• [WHAT IS BEING ASKED]
Look through the records that follow. Copy every line containing the word "wind".

• [GIVEN RECORDS]

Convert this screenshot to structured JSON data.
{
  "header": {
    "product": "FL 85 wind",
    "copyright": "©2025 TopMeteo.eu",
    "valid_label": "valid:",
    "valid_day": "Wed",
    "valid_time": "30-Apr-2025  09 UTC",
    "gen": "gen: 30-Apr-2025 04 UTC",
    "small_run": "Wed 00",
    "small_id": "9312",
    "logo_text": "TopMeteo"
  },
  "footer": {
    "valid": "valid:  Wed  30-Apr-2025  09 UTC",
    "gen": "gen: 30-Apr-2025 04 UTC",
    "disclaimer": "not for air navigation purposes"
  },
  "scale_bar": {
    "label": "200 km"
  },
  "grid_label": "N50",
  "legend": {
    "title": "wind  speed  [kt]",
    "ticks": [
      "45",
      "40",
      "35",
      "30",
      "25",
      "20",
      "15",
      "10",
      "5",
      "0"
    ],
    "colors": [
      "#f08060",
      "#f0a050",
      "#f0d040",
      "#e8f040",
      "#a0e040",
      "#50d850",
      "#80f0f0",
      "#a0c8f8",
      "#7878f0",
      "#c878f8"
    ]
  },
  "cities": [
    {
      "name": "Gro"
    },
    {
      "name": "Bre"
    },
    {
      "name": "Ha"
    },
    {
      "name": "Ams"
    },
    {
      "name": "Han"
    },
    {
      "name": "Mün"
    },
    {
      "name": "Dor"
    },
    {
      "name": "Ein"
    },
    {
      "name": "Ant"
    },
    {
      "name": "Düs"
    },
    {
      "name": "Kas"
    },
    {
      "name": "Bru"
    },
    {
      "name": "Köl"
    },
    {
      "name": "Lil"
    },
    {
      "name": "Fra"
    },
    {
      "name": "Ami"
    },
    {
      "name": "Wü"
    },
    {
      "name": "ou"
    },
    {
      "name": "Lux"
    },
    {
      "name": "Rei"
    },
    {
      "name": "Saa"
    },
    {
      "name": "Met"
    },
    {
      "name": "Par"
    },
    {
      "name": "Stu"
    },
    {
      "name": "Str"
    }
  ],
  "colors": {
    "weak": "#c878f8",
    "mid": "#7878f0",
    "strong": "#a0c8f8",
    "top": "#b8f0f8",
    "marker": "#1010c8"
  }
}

• [COMPLETED EXERCISE]
    "product": "FL 85 wind",
    "title": "wind  speed  [kt]",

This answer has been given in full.